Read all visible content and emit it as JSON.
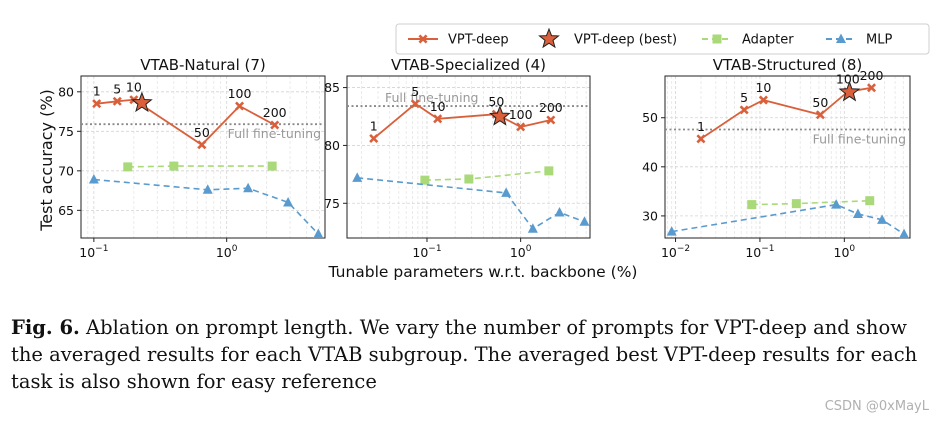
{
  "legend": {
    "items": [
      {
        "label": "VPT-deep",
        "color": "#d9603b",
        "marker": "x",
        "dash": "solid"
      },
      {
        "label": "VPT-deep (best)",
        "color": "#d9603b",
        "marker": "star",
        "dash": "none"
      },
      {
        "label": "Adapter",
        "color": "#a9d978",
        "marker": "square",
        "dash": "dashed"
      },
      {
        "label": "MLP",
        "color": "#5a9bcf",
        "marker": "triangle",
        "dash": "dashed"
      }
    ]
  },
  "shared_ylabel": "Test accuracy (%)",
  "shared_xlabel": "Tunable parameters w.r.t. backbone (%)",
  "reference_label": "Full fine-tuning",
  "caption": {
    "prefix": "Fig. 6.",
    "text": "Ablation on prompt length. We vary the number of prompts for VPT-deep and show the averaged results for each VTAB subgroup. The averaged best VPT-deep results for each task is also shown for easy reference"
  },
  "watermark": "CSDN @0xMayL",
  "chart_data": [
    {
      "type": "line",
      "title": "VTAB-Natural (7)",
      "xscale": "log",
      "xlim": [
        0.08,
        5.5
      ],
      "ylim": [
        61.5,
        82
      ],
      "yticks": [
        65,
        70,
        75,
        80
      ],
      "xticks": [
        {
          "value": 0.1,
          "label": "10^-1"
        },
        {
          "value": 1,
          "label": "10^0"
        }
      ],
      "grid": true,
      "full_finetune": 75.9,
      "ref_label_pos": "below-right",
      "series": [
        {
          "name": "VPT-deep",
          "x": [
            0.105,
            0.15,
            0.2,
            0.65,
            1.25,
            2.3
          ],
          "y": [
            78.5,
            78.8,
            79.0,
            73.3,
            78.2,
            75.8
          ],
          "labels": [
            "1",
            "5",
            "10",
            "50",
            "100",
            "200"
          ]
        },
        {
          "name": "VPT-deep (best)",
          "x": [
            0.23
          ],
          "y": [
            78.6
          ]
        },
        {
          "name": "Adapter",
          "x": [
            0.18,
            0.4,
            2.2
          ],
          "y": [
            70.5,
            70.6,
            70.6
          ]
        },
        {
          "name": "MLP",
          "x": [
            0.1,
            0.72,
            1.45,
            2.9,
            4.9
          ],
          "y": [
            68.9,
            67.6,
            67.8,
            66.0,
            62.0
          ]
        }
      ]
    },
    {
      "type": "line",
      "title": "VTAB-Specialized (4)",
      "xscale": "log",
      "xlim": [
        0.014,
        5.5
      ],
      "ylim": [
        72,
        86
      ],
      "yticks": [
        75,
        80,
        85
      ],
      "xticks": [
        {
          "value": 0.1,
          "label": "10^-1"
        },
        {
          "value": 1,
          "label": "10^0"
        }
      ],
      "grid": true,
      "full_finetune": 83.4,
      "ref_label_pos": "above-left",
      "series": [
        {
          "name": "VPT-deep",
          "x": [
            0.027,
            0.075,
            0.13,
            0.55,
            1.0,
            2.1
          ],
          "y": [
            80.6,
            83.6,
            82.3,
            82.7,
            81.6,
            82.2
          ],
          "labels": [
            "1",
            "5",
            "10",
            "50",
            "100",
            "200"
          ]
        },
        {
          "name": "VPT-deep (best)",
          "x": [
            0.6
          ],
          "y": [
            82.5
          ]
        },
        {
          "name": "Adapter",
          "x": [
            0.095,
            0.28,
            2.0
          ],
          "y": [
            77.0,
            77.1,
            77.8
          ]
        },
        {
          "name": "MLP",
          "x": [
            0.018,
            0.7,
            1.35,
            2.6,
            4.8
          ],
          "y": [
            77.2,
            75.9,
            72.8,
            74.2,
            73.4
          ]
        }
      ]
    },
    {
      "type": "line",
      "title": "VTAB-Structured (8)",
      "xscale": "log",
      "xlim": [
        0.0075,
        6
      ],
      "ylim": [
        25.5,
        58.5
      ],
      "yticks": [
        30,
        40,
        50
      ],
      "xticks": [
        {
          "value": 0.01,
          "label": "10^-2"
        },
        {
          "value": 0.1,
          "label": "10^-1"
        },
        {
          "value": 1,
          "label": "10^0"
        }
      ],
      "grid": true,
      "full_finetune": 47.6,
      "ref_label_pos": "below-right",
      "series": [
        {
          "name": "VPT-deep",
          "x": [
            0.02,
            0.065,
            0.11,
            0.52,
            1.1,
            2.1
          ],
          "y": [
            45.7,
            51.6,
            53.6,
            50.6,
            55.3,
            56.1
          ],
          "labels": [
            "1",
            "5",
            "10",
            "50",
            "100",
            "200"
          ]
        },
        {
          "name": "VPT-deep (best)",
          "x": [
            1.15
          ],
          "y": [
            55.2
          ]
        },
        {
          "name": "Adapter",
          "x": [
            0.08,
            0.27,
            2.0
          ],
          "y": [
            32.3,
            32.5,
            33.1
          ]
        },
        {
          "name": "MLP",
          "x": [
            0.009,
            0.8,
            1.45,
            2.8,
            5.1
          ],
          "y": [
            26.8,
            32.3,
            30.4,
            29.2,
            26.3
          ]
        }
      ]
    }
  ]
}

============================================================

* **YOUR OBJECTIVE**
Write out the listing word for word, omitting the pictures it holds.

* **SOLUTION TO THIS TASK**
Read all visible content and emit it as JSON.
{
  "legend": {
    "items": [
      {
        "label": "VPT-deep",
        "color": "#d9603b",
        "marker": "x",
        "dash": "solid"
      },
      {
        "label": "VPT-deep (best)",
        "color": "#d9603b",
        "marker": "star",
        "dash": "none"
      },
      {
        "label": "Adapter",
        "color": "#a9d978",
        "marker": "square",
        "dash": "dashed"
      },
      {
        "label": "MLP",
        "color": "#5a9bcf",
        "marker": "triangle",
        "dash": "dashed"
      }
    ]
  },
  "shared_ylabel": "Test accuracy (%)",
  "shared_xlabel": "Tunable parameters w.r.t. backbone (%)",
  "reference_label": "Full fine-tuning",
  "caption": {
    "prefix": "Fig. 6.",
    "text": "Ablation on prompt length. We vary the number of prompts for VPT-deep and show the averaged results for each VTAB subgroup. The averaged best VPT-deep results for each task is also shown for easy reference"
  },
  "watermark": "CSDN @0xMayL",
  "chart_data": [
    {
      "type": "line",
      "title": "VTAB-Natural (7)",
      "xscale": "log",
      "xlim": [
        0.08,
        5.5
      ],
      "ylim": [
        61.5,
        82
      ],
      "yticks": [
        65,
        70,
        75,
        80
      ],
      "xticks": [
        {
          "value": 0.1,
          "label": "10^-1"
        },
        {
          "value": 1,
          "label": "10^0"
        }
      ],
      "grid": true,
      "full_finetune": 75.9,
      "ref_label_pos": "below-right",
      "series": [
        {
          "name": "VPT-deep",
          "x": [
            0.105,
            0.15,
            0.2,
            0.65,
            1.25,
            2.3
          ],
          "y": [
            78.5,
            78.8,
            79.0,
            73.3,
            78.2,
            75.8
          ],
          "labels": [
            "1",
            "5",
            "10",
            "50",
            "100",
            "200"
          ]
        },
        {
          "name": "VPT-deep (best)",
          "x": [
            0.23
          ],
          "y": [
            78.6
          ]
        },
        {
          "name": "Adapter",
          "x": [
            0.18,
            0.4,
            2.2
          ],
          "y": [
            70.5,
            70.6,
            70.6
          ]
        },
        {
          "name": "MLP",
          "x": [
            0.1,
            0.72,
            1.45,
            2.9,
            4.9
          ],
          "y": [
            68.9,
            67.6,
            67.8,
            66.0,
            62.0
          ]
        }
      ]
    },
    {
      "type": "line",
      "title": "VTAB-Specialized (4)",
      "xscale": "log",
      "xlim": [
        0.014,
        5.5
      ],
      "ylim": [
        72,
        86
      ],
      "yticks": [
        75,
        80,
        85
      ],
      "xticks": [
        {
          "value": 0.1,
          "label": "10^-1"
        },
        {
          "value": 1,
          "label": "10^0"
        }
      ],
      "grid": true,
      "full_finetune": 83.4,
      "ref_label_pos": "above-left",
      "series": [
        {
          "name": "VPT-deep",
          "x": [
            0.027,
            0.075,
            0.13,
            0.55,
            1.0,
            2.1
          ],
          "y": [
            80.6,
            83.6,
            82.3,
            82.7,
            81.6,
            82.2
          ],
          "labels": [
            "1",
            "5",
            "10",
            "50",
            "100",
            "200"
          ]
        },
        {
          "name": "VPT-deep (best)",
          "x": [
            0.6
          ],
          "y": [
            82.5
          ]
        },
        {
          "name": "Adapter",
          "x": [
            0.095,
            0.28,
            2.0
          ],
          "y": [
            77.0,
            77.1,
            77.8
          ]
        },
        {
          "name": "MLP",
          "x": [
            0.018,
            0.7,
            1.35,
            2.6,
            4.8
          ],
          "y": [
            77.2,
            75.9,
            72.8,
            74.2,
            73.4
          ]
        }
      ]
    },
    {
      "type": "line",
      "title": "VTAB-Structured (8)",
      "xscale": "log",
      "xlim": [
        0.0075,
        6
      ],
      "ylim": [
        25.5,
        58.5
      ],
      "yticks": [
        30,
        40,
        50
      ],
      "xticks": [
        {
          "value": 0.01,
          "label": "10^-2"
        },
        {
          "value": 0.1,
          "label": "10^-1"
        },
        {
          "value": 1,
          "label": "10^0"
        }
      ],
      "grid": true,
      "full_finetune": 47.6,
      "ref_label_pos": "below-right",
      "series": [
        {
          "name": "VPT-deep",
          "x": [
            0.02,
            0.065,
            0.11,
            0.52,
            1.1,
            2.1
          ],
          "y": [
            45.7,
            51.6,
            53.6,
            50.6,
            55.3,
            56.1
          ],
          "labels": [
            "1",
            "5",
            "10",
            "50",
            "100",
            "200"
          ]
        },
        {
          "name": "VPT-deep (best)",
          "x": [
            1.15
          ],
          "y": [
            55.2
          ]
        },
        {
          "name": "Adapter",
          "x": [
            0.08,
            0.27,
            2.0
          ],
          "y": [
            32.3,
            32.5,
            33.1
          ]
        },
        {
          "name": "MLP",
          "x": [
            0.009,
            0.8,
            1.45,
            2.8,
            5.1
          ],
          "y": [
            26.8,
            32.3,
            30.4,
            29.2,
            26.3
          ]
        }
      ]
    }
  ]
}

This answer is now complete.